-- begin Data entries --

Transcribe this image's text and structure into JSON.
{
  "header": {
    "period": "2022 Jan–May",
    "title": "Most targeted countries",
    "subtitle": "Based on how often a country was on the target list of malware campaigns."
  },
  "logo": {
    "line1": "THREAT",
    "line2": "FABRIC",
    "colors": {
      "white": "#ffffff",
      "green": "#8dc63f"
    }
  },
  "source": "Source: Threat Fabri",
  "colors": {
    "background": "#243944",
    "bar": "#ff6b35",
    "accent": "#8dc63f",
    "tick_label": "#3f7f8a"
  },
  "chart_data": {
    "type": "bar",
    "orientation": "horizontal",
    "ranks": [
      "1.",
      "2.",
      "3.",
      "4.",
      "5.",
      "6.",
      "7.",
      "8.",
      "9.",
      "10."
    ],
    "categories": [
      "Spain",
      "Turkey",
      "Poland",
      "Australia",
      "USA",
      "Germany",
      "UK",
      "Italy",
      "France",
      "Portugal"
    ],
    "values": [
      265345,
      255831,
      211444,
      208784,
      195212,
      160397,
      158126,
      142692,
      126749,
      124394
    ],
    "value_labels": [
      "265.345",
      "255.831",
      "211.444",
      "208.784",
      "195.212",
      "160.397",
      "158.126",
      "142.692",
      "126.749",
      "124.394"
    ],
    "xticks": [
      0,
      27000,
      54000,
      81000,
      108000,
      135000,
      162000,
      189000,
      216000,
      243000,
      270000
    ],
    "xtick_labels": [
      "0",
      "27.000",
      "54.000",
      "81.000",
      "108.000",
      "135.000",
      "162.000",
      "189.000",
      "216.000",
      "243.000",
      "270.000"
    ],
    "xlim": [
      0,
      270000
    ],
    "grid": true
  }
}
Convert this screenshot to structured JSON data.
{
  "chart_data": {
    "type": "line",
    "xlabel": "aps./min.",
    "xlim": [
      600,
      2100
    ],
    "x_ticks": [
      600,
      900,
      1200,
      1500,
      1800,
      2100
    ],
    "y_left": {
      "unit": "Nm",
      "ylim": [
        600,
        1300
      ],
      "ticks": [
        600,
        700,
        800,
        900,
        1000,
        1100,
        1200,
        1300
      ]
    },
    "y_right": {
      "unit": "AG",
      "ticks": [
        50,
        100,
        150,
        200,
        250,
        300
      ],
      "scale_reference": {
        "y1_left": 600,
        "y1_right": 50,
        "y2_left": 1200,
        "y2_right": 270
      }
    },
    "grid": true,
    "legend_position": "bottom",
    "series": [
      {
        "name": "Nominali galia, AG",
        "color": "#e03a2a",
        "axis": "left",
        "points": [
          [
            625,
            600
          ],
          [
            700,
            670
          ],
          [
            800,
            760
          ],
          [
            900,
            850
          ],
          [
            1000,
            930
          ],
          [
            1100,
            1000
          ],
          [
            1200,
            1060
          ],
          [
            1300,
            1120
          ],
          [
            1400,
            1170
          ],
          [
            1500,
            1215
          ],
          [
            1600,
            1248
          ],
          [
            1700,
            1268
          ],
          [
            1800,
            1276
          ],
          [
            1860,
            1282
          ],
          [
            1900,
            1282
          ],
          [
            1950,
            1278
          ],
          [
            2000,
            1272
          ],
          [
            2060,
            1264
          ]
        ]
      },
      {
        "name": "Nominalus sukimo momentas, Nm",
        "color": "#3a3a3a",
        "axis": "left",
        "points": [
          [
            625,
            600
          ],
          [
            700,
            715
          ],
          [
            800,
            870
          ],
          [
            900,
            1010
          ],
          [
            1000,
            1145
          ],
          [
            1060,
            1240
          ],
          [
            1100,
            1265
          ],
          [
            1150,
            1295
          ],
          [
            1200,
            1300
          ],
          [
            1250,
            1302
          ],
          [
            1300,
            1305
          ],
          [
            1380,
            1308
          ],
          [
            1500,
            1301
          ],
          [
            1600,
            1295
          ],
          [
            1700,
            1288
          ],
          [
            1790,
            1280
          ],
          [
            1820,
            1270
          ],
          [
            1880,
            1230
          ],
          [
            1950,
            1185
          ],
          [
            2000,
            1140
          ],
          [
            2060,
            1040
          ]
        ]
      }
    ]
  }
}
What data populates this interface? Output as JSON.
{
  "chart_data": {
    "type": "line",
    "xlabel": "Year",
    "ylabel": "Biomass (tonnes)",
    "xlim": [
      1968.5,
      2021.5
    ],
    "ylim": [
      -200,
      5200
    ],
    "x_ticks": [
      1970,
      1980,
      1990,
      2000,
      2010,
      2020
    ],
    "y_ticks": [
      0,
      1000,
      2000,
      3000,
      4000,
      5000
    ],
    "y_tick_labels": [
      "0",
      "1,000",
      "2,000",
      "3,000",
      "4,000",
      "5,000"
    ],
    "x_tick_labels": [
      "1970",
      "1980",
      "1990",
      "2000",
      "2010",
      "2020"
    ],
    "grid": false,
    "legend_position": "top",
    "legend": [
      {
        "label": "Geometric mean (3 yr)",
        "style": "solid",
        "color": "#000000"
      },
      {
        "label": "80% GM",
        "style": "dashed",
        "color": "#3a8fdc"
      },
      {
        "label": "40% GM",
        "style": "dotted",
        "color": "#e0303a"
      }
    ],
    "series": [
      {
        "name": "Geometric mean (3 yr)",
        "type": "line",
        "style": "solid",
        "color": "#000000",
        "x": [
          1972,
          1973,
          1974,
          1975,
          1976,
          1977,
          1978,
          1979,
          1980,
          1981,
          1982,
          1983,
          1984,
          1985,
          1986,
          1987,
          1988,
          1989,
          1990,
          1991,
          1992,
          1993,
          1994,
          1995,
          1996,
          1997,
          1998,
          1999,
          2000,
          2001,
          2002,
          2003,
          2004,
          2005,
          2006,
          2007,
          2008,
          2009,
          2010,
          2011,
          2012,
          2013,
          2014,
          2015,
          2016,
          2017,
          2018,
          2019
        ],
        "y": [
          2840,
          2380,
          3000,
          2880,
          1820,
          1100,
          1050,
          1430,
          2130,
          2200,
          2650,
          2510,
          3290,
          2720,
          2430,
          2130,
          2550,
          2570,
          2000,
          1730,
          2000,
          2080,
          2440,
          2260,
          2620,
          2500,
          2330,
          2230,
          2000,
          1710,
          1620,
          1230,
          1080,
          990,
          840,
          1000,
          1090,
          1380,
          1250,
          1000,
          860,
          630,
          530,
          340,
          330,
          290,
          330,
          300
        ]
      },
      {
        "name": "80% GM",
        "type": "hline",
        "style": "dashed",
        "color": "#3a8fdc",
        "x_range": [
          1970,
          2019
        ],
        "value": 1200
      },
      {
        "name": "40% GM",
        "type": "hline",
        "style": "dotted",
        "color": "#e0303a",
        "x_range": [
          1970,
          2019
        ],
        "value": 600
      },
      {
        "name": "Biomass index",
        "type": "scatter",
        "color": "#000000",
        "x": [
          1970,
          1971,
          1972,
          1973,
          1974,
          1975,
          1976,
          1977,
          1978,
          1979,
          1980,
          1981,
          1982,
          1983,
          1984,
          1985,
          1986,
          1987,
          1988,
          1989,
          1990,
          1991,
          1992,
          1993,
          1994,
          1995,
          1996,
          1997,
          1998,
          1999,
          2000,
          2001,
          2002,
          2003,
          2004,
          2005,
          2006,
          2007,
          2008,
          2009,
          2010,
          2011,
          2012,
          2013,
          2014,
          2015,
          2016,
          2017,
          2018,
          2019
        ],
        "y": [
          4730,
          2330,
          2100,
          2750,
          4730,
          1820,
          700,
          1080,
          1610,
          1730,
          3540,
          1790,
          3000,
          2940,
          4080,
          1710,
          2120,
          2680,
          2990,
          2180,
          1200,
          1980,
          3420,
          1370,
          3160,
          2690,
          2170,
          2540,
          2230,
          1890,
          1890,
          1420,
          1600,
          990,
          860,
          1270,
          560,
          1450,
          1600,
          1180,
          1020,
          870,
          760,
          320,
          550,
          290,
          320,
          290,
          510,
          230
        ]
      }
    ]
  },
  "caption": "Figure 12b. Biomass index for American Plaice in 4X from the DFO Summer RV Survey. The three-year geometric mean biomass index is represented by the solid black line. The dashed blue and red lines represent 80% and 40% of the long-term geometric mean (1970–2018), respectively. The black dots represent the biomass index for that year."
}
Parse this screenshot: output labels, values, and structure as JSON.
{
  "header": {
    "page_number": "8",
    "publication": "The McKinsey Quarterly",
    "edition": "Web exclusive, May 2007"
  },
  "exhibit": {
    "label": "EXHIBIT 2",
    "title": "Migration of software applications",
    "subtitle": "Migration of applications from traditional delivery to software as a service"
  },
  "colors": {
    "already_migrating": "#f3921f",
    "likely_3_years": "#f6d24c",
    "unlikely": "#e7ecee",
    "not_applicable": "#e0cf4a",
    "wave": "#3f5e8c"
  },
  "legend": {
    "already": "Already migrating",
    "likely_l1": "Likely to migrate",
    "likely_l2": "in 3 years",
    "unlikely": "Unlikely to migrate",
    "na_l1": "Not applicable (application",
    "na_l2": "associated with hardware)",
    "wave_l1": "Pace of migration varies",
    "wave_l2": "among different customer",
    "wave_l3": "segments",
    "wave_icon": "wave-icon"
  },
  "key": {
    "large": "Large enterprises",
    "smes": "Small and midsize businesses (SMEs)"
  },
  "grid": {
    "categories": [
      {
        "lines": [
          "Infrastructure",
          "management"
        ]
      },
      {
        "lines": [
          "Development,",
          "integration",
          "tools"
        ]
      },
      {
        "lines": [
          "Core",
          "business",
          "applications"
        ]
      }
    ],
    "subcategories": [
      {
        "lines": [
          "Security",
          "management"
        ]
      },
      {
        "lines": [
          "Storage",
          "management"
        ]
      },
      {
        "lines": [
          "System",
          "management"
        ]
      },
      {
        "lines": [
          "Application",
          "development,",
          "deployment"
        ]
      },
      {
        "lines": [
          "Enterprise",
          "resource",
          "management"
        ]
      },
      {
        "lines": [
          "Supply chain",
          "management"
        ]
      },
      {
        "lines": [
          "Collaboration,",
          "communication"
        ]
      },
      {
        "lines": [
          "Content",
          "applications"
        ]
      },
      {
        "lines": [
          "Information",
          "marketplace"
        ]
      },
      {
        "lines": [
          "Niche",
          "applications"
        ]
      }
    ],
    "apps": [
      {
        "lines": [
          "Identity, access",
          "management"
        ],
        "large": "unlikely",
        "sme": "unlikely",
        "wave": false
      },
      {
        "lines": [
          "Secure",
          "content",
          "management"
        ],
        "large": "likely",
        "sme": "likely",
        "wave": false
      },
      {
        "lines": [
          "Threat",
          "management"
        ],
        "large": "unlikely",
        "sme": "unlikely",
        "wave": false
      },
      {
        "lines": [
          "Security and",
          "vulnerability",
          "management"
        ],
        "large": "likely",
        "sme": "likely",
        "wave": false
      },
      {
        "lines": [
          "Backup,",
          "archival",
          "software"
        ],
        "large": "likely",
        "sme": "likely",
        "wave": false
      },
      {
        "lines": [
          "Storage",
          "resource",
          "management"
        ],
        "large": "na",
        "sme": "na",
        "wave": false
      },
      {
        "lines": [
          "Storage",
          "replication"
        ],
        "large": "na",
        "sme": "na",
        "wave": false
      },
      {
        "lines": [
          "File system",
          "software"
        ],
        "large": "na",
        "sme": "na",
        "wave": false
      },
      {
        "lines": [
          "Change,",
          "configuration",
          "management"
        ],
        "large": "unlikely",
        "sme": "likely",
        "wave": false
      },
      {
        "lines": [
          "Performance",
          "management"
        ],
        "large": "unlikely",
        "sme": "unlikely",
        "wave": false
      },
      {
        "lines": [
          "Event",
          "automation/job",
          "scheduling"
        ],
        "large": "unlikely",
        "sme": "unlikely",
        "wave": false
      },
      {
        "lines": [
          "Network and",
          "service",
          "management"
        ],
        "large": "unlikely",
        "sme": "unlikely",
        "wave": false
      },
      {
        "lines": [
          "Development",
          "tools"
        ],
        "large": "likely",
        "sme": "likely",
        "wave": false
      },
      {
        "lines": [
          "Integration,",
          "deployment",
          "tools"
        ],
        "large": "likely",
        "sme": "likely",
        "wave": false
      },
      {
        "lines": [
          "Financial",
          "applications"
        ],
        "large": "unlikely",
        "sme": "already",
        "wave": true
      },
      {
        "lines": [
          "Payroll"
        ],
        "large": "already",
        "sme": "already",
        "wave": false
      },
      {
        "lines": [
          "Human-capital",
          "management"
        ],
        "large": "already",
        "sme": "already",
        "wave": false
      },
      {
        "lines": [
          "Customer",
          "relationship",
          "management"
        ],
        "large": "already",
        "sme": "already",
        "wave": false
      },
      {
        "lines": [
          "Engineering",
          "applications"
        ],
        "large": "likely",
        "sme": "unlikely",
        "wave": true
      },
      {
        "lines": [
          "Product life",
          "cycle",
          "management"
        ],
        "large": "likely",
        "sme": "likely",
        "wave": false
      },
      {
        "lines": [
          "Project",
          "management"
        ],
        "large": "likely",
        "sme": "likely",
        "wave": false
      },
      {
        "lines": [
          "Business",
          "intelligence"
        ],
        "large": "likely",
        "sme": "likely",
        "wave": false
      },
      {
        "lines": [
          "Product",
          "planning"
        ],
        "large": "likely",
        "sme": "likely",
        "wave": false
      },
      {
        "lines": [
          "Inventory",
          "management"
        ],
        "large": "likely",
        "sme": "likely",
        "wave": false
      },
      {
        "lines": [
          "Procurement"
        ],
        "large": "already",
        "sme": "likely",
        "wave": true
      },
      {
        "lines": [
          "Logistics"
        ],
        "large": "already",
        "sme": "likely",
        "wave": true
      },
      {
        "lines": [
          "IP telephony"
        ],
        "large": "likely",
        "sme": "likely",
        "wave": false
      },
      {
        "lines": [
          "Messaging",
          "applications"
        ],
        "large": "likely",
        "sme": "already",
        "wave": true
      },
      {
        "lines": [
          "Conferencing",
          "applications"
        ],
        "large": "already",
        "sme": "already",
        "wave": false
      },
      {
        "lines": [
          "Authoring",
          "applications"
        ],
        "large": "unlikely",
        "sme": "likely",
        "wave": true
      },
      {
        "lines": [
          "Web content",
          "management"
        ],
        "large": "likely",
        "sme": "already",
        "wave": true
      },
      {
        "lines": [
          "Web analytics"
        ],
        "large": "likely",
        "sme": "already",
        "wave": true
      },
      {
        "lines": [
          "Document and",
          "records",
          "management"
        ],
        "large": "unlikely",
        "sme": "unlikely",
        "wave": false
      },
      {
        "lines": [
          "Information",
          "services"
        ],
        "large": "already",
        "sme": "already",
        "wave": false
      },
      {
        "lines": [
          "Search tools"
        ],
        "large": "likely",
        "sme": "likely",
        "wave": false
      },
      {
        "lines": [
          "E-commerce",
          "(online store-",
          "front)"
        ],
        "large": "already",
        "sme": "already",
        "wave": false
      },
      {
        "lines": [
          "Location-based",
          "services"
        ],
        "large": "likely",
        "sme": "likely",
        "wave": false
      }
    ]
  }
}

-- end Data entries --

Return every line from the records above that holds the word "software".

# Result
    "title": "Migration of software applications",
    "subtitle": "Migration of applications from traditional delivery to software as a service"
          "software"
          "software"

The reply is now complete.